**WHAT IS NEEDED**
Where does the string "from" appear in the records? Copy every line that contains it.

(Data records)
··········

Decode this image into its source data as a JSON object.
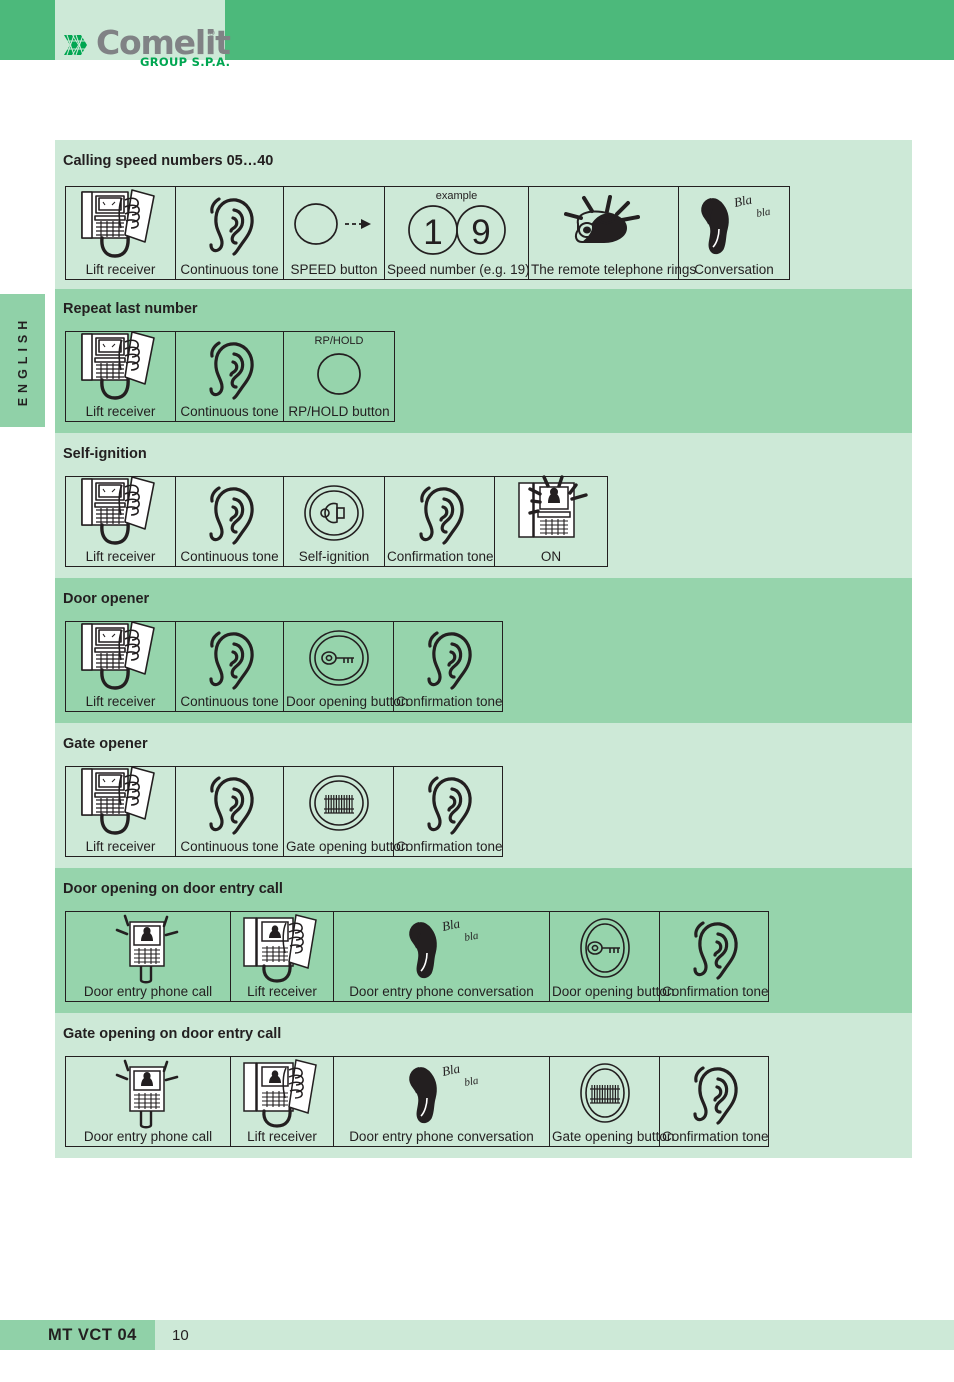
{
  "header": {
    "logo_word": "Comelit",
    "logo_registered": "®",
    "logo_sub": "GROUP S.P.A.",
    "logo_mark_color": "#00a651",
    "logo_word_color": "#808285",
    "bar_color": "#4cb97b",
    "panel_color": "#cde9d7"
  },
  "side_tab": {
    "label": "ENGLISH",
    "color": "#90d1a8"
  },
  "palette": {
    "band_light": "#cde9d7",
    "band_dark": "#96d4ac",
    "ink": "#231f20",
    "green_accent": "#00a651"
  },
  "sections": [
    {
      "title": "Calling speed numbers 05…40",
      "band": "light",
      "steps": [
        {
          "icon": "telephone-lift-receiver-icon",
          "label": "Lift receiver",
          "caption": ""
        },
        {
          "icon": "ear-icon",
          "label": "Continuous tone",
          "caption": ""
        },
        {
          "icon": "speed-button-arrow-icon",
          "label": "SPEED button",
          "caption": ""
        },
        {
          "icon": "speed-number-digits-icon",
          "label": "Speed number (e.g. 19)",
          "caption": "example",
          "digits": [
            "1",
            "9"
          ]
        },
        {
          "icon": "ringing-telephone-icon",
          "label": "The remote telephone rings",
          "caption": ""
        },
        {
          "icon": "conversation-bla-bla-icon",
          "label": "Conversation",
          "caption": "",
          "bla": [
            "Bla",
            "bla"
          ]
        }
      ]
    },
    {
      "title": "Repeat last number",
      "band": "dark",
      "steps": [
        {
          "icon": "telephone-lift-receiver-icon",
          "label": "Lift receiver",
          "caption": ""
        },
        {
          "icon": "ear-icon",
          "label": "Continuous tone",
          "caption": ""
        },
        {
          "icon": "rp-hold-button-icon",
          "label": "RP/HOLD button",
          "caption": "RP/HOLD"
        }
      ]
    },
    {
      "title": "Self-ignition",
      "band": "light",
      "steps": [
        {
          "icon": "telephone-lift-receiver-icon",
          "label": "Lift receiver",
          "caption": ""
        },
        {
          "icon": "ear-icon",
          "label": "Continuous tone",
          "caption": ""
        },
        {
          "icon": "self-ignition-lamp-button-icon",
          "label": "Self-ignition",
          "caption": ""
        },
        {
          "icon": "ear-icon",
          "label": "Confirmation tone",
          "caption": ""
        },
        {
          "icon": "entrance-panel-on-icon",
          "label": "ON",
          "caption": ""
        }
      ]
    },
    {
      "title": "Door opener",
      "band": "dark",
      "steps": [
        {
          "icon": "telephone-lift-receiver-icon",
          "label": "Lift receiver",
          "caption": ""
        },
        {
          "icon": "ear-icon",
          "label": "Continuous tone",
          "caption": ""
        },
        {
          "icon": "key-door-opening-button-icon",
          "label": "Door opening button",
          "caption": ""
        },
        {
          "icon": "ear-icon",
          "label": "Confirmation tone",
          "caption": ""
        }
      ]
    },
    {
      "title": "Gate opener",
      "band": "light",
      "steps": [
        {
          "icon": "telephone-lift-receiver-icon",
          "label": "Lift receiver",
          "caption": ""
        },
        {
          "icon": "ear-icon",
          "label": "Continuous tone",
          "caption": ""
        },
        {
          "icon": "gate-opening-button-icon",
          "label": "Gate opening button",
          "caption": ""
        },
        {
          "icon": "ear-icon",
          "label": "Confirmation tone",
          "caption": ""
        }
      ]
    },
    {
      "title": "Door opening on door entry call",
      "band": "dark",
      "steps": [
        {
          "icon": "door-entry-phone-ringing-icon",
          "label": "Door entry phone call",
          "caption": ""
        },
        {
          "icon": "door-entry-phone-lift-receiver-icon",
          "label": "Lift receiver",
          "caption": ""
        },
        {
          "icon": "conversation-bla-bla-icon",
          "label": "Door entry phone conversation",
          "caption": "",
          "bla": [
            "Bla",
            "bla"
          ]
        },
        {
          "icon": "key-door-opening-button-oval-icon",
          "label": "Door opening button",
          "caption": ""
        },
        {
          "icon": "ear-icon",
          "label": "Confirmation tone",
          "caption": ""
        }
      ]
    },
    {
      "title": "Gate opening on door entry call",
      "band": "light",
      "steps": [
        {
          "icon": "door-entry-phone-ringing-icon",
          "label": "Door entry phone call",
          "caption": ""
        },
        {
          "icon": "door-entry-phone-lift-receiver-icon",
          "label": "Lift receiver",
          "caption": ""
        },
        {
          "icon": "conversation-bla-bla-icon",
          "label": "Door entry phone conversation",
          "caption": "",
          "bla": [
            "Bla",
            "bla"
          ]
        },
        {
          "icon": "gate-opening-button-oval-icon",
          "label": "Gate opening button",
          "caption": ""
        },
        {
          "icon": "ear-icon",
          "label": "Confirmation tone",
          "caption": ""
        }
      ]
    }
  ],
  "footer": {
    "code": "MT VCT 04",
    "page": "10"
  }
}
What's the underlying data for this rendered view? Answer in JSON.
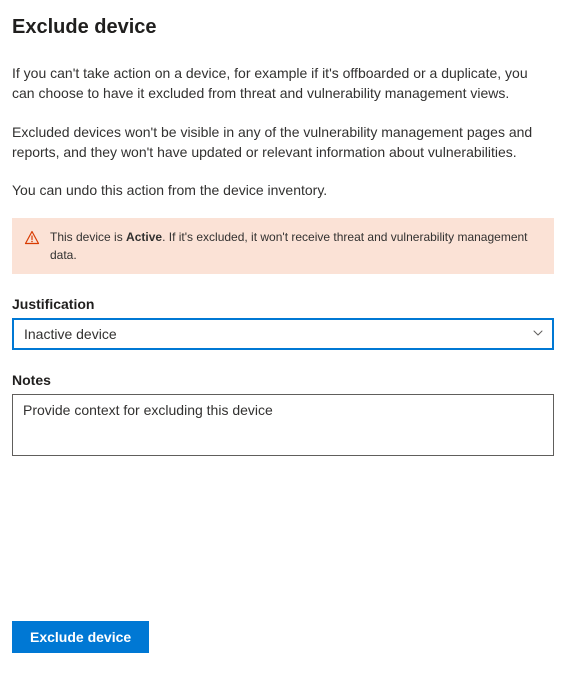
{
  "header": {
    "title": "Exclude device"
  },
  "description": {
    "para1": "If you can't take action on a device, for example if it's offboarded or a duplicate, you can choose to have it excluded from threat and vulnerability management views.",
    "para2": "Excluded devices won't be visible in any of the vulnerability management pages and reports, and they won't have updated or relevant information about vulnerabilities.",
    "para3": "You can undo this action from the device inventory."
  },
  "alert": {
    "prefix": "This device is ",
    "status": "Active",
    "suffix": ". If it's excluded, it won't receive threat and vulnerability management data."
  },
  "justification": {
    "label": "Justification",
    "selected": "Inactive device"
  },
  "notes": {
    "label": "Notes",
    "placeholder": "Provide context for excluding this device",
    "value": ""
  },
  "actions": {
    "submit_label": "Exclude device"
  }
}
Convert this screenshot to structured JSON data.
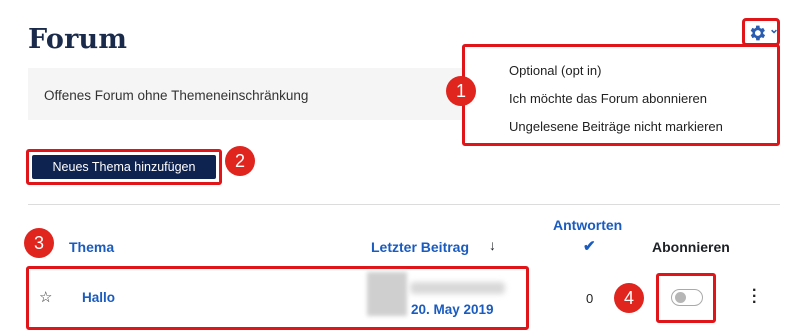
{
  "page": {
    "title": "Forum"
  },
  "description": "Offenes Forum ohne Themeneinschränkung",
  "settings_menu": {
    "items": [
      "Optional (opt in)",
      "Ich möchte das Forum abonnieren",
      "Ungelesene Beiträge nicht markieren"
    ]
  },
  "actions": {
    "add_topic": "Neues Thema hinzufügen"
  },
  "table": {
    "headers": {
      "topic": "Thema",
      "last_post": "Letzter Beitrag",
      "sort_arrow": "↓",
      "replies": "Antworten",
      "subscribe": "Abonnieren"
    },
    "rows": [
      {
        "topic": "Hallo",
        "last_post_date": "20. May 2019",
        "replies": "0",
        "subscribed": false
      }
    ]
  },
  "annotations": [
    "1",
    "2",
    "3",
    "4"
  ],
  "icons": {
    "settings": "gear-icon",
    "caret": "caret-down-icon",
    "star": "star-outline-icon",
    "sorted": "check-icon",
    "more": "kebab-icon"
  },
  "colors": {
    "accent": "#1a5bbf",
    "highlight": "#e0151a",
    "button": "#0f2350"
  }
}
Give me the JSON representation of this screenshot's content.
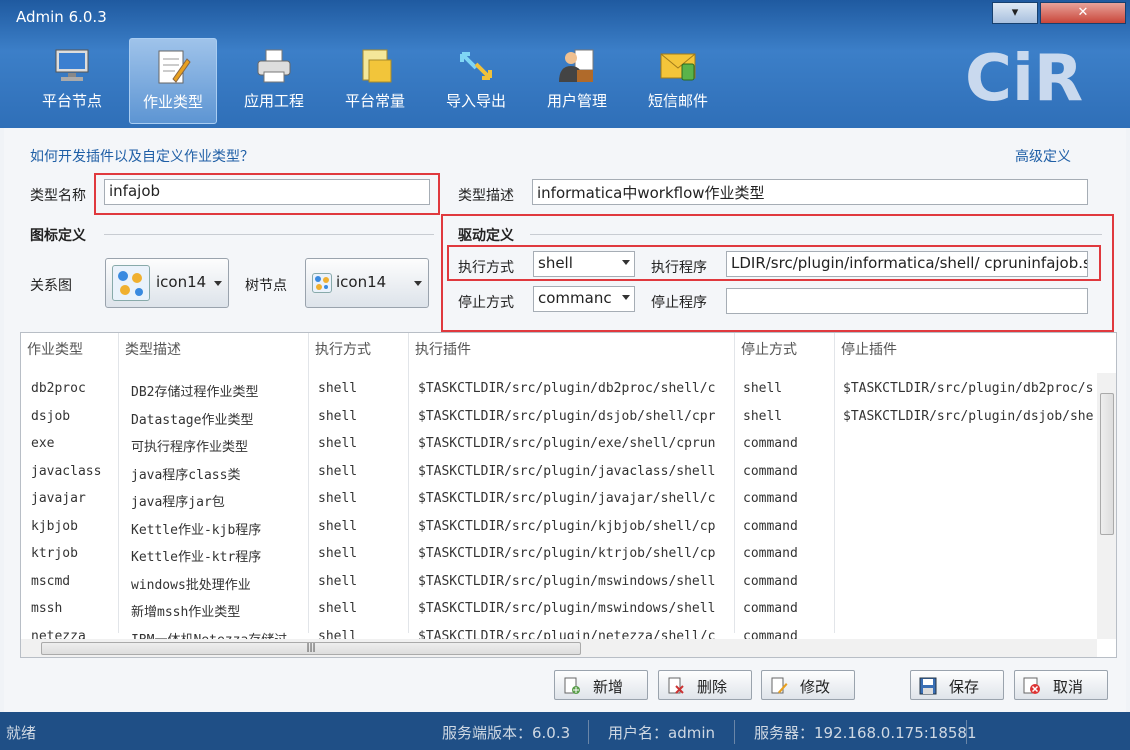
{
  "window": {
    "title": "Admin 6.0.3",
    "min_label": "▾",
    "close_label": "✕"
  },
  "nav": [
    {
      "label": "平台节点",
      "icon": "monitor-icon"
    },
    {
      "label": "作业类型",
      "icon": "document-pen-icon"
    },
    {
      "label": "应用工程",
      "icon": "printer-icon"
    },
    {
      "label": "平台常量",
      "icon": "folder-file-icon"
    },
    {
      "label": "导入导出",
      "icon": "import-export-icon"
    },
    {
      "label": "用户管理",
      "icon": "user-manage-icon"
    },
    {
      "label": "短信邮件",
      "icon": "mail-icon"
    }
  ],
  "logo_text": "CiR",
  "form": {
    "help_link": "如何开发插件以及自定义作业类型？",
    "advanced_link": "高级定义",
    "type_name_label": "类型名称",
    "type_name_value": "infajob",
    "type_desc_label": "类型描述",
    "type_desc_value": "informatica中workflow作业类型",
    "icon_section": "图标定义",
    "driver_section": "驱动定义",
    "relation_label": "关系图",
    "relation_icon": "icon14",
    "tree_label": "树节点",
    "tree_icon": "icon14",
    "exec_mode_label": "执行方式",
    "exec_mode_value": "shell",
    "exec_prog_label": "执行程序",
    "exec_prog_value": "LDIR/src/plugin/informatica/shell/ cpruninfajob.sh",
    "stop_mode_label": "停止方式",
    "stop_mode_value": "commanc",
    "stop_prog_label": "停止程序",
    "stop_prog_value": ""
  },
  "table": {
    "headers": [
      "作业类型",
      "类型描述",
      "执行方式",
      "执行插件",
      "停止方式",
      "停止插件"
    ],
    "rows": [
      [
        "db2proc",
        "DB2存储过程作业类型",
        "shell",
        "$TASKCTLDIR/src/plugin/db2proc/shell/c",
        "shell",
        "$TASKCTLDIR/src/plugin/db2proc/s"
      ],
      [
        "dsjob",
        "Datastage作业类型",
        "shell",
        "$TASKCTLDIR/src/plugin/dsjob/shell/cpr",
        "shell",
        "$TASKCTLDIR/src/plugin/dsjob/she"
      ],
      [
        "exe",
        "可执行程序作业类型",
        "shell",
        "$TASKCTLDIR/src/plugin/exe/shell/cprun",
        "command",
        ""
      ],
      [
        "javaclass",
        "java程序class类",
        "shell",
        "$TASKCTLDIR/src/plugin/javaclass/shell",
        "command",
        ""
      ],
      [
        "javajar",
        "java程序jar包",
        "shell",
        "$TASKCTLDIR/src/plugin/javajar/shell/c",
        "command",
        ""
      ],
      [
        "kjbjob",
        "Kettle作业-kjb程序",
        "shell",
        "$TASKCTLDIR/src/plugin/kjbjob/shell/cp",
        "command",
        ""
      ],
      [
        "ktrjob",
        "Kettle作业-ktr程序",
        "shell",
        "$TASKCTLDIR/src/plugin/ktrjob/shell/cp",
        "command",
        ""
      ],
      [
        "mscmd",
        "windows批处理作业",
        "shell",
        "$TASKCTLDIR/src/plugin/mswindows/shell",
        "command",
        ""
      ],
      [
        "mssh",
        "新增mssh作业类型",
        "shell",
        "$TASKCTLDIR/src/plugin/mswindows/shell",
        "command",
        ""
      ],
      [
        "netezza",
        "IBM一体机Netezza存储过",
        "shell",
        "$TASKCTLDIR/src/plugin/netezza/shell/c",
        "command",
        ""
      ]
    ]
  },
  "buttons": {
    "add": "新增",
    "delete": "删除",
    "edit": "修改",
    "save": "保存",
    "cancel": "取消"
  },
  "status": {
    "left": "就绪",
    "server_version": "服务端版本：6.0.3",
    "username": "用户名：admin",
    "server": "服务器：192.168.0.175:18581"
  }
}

··········

**REPLY**
    "para1": "If you can't take action on a device, for example if it's offboarded or a duplicate, you can choose to have it excluded from threat and vulnerability management views.",
    "para3": "You can undo this action from the device inventory."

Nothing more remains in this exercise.